● What the exercise asks: Your task is to repeat the entries exactly. Leave the pictures out.

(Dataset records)

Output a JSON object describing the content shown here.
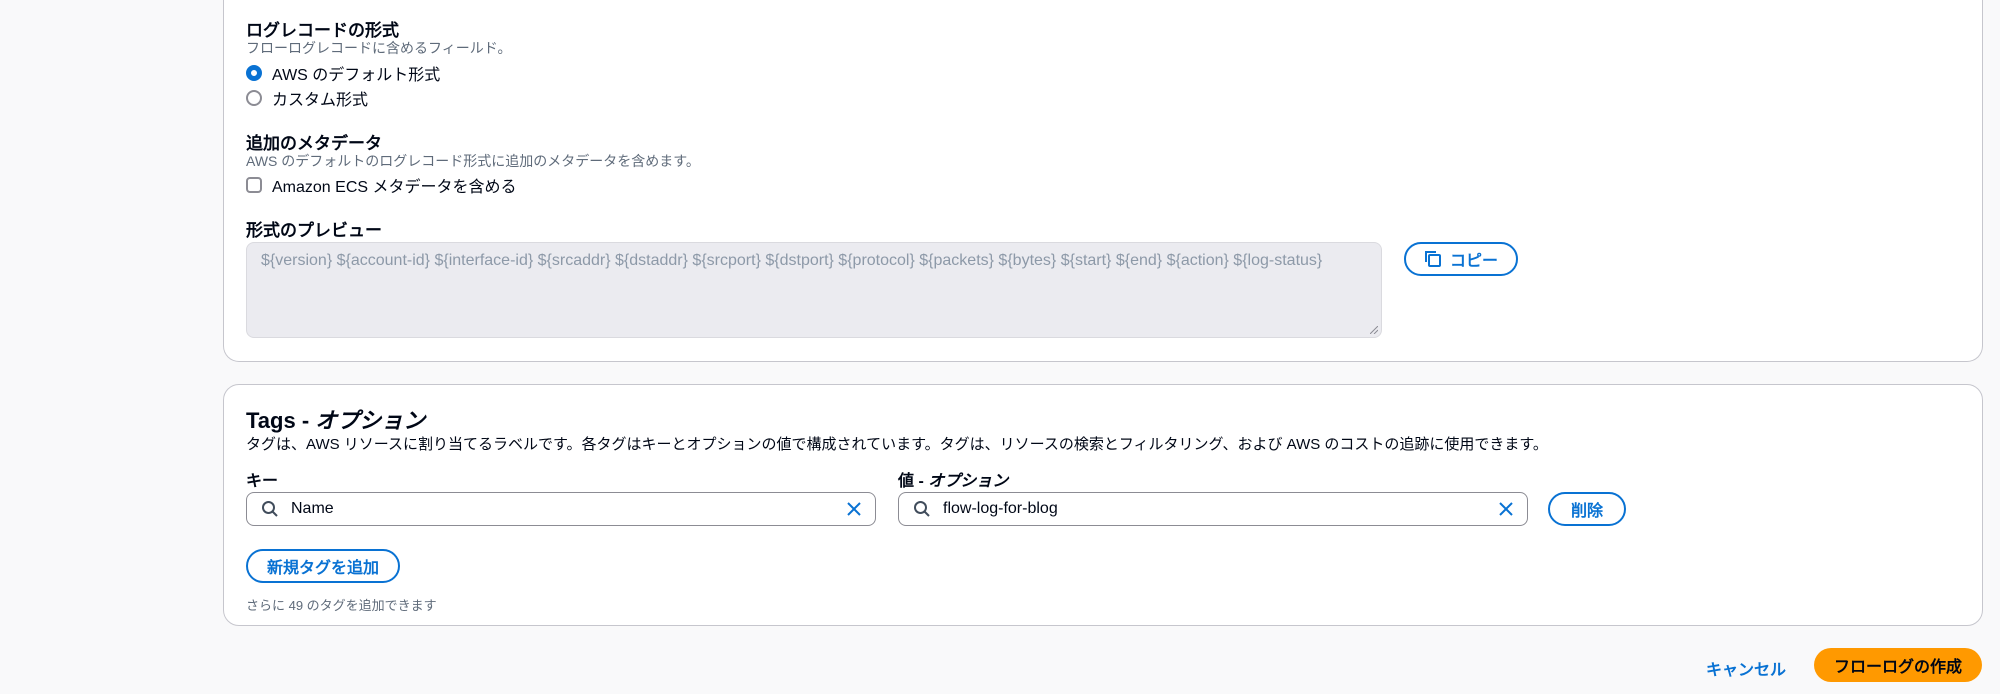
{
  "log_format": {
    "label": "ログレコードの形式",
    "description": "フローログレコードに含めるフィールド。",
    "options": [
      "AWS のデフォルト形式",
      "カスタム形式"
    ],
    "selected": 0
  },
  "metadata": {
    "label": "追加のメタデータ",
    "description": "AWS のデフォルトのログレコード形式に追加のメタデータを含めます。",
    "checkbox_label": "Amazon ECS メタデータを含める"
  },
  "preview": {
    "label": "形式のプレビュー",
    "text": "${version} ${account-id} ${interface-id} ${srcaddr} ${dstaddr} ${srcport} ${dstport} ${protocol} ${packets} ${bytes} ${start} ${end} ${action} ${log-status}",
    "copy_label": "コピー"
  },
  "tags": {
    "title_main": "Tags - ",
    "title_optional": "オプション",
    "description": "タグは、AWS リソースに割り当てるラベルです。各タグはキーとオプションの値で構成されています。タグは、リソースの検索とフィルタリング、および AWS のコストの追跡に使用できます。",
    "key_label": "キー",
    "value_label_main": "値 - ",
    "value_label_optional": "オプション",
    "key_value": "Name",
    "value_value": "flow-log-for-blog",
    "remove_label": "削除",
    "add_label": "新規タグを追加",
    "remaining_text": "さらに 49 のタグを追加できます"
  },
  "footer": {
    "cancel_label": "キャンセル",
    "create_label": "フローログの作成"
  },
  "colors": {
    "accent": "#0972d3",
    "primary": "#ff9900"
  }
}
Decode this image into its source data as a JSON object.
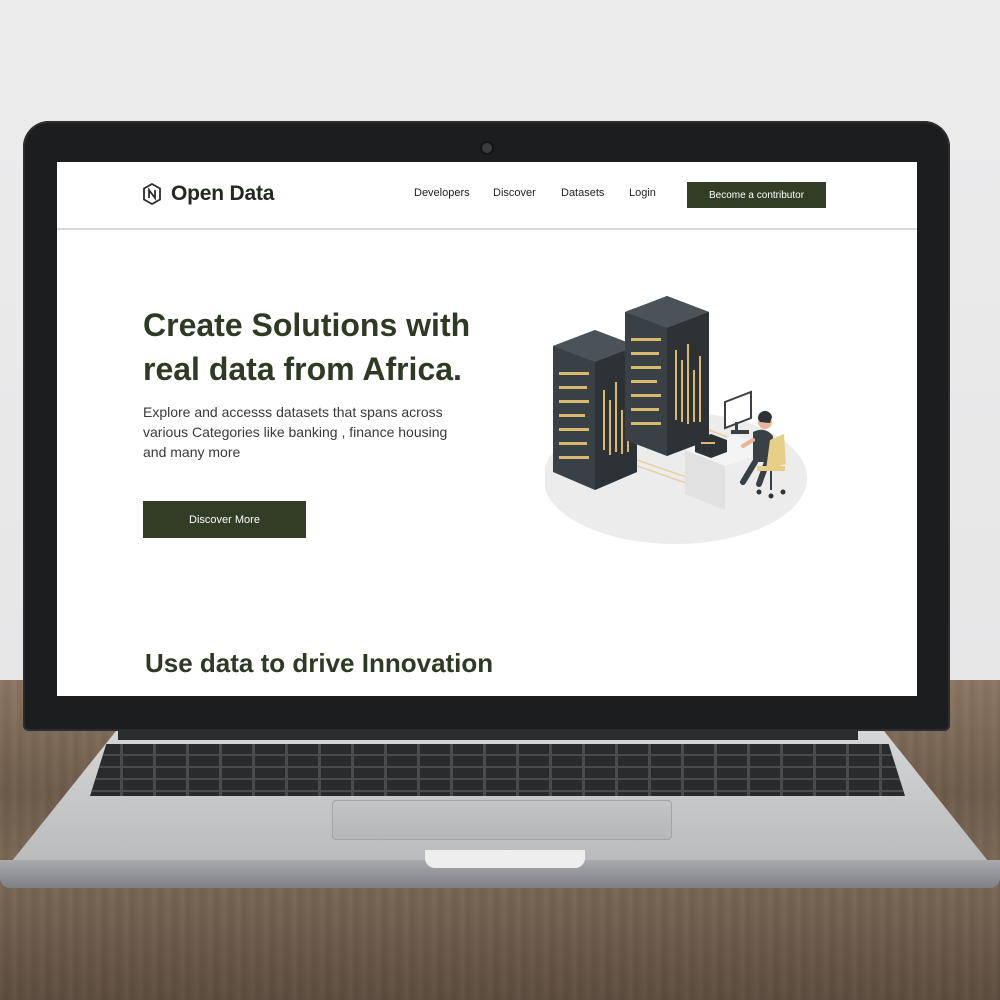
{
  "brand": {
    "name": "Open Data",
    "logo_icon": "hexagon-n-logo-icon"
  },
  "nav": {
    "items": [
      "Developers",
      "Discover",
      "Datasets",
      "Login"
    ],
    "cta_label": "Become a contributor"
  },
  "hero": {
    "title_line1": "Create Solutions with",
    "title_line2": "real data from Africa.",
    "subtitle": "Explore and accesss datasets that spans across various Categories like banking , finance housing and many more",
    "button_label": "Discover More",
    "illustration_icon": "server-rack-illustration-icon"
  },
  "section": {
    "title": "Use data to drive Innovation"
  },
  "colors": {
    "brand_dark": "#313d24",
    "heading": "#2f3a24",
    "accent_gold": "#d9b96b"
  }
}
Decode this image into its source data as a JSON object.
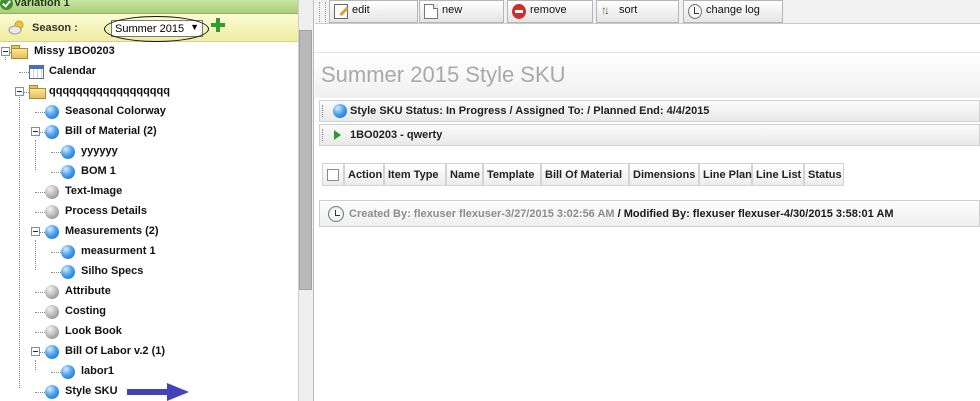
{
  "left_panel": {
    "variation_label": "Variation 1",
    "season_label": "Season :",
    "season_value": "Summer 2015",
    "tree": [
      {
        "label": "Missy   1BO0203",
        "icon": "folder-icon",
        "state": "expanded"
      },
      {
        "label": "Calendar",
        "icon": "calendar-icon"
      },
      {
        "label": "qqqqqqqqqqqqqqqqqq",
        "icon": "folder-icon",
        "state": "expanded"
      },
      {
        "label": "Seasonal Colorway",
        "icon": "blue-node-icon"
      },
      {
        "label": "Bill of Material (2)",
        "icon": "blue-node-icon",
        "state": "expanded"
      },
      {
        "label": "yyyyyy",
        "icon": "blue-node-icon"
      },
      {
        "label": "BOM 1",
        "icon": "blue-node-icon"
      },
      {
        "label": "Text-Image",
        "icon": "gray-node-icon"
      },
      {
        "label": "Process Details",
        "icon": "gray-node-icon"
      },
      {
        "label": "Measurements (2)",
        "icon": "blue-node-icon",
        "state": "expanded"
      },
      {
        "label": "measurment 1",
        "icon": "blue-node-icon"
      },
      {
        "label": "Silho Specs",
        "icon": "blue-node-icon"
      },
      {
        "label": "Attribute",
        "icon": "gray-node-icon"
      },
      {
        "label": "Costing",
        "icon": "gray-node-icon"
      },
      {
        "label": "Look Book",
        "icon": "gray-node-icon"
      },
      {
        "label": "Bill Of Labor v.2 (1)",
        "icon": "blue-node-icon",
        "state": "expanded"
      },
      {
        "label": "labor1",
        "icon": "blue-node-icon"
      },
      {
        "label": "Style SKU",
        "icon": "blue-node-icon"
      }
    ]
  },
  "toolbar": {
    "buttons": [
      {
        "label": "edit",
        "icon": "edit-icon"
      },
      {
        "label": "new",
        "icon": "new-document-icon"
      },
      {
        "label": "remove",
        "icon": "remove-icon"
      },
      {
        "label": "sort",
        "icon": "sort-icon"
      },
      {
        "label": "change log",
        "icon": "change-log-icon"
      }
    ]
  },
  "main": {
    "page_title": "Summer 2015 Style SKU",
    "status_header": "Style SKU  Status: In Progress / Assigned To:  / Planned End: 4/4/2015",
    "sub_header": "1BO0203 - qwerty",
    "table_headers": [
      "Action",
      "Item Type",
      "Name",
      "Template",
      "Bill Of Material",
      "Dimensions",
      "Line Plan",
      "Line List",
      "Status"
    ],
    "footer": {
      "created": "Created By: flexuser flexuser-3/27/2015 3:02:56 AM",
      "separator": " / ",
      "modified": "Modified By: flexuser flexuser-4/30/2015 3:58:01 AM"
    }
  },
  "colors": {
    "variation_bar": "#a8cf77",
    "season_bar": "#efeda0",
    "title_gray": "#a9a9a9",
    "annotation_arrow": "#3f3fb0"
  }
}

● The completed task:
Output a JSON object describing the content shown here.
{
  "log_format": {
    "label": "ログレコードの形式",
    "description": "フローログレコードに含めるフィールド。",
    "options": [
      "AWS のデフォルト形式",
      "カスタム形式"
    ],
    "selected": 0
  },
  "metadata": {
    "label": "追加のメタデータ",
    "description": "AWS のデフォルトのログレコード形式に追加のメタデータを含めます。",
    "checkbox_label": "Amazon ECS メタデータを含める"
  },
  "preview": {
    "label": "形式のプレビュー",
    "text": "${version} ${account-id} ${interface-id} ${srcaddr} ${dstaddr} ${srcport} ${dstport} ${protocol} ${packets} ${bytes} ${start} ${end} ${action} ${log-status}",
    "copy_label": "コピー"
  },
  "tags": {
    "title_main": "Tags - ",
    "title_optional": "オプション",
    "description": "タグは、AWS リソースに割り当てるラベルです。各タグはキーとオプションの値で構成されています。タグは、リソースの検索とフィルタリング、および AWS のコストの追跡に使用できます。",
    "key_label": "キー",
    "value_label_main": "値 - ",
    "value_label_optional": "オプション",
    "key_value": "Name",
    "value_value": "flow-log-for-blog",
    "remove_label": "削除",
    "add_label": "新規タグを追加",
    "remaining_text": "さらに 49 のタグを追加できます"
  },
  "footer": {
    "cancel_label": "キャンセル",
    "create_label": "フローログの作成"
  },
  "colors": {
    "accent": "#0972d3",
    "primary": "#ff9900"
  }
}
Decode this image into its source data as a JSON object.
{
  "brand": {
    "name": "Open Data",
    "logo_icon": "hexagon-n-logo-icon"
  },
  "nav": {
    "items": [
      "Developers",
      "Discover",
      "Datasets",
      "Login"
    ],
    "cta_label": "Become a contributor"
  },
  "hero": {
    "title_line1": "Create Solutions with",
    "title_line2": "real data from Africa.",
    "subtitle": "Explore and accesss datasets that spans across various Categories like banking , finance housing and many more",
    "button_label": "Discover More",
    "illustration_icon": "server-rack-illustration-icon"
  },
  "section": {
    "title": "Use data to drive Innovation"
  },
  "colors": {
    "brand_dark": "#313d24",
    "heading": "#2f3a24",
    "accent_gold": "#d9b96b"
  }
}
Decode this image into its source data as a JSON object.
{
  "left_panel": {
    "variation_label": "Variation 1",
    "season_label": "Season :",
    "season_value": "Summer 2015",
    "tree": [
      {
        "label": "Missy   1BO0203",
        "icon": "folder-icon",
        "state": "expanded"
      },
      {
        "label": "Calendar",
        "icon": "calendar-icon"
      },
      {
        "label": "qqqqqqqqqqqqqqqqqq",
        "icon": "folder-icon",
        "state": "expanded"
      },
      {
        "label": "Seasonal Colorway",
        "icon": "blue-node-icon"
      },
      {
        "label": "Bill of Material (2)",
        "icon": "blue-node-icon",
        "state": "expanded"
      },
      {
        "label": "yyyyyy",
        "icon": "blue-node-icon"
      },
      {
        "label": "BOM 1",
        "icon": "blue-node-icon"
      },
      {
        "label": "Text-Image",
        "icon": "gray-node-icon"
      },
      {
        "label": "Process Details",
        "icon": "gray-node-icon"
      },
      {
        "label": "Measurements (2)",
        "icon": "blue-node-icon",
        "state": "expanded"
      },
      {
        "label": "measurment 1",
        "icon": "blue-node-icon"
      },
      {
        "label": "Silho Specs",
        "icon": "blue-node-icon"
      },
      {
        "label": "Attribute",
        "icon": "gray-node-icon"
      },
      {
        "label": "Costing",
        "icon": "gray-node-icon"
      },
      {
        "label": "Look Book",
        "icon": "gray-node-icon"
      },
      {
        "label": "Bill Of Labor v.2 (1)",
        "icon": "blue-node-icon",
        "state": "expanded"
      },
      {
        "label": "labor1",
        "icon": "blue-node-icon"
      },
      {
        "label": "Style SKU",
        "icon": "blue-node-icon"
      }
    ]
  },
  "toolbar": {
    "buttons": [
      {
        "label": "edit",
        "icon": "edit-icon"
      },
      {
        "label": "new",
        "icon": "new-document-icon"
      },
      {
        "label": "remove",
        "icon": "remove-icon"
      },
      {
        "label": "sort",
        "icon": "sort-icon"
      },
      {
        "label": "change log",
        "icon": "change-log-icon"
      }
    ]
  },
  "main": {
    "page_title": "Summer 2015 Style SKU",
    "status_header": "Style SKU  Status: In Progress / Assigned To:  / Planned End: 4/4/2015",
    "sub_header": "1BO0203 - qwerty",
    "table_headers": [
      "Action",
      "Item Type",
      "Name",
      "Template",
      "Bill Of Material",
      "Dimensions",
      "Line Plan",
      "Line List",
      "Status"
    ],
    "footer": {
      "created": "Created By: flexuser flexuser-3/27/2015 3:02:56 AM",
      "separator": " / ",
      "modified": "Modified By: flexuser flexuser-4/30/2015 3:58:01 AM"
    }
  },
  "colors": {
    "variation_bar": "#a8cf77",
    "season_bar": "#efeda0",
    "title_gray": "#a9a9a9",
    "annotation_arrow": "#3f3fb0"
  }
}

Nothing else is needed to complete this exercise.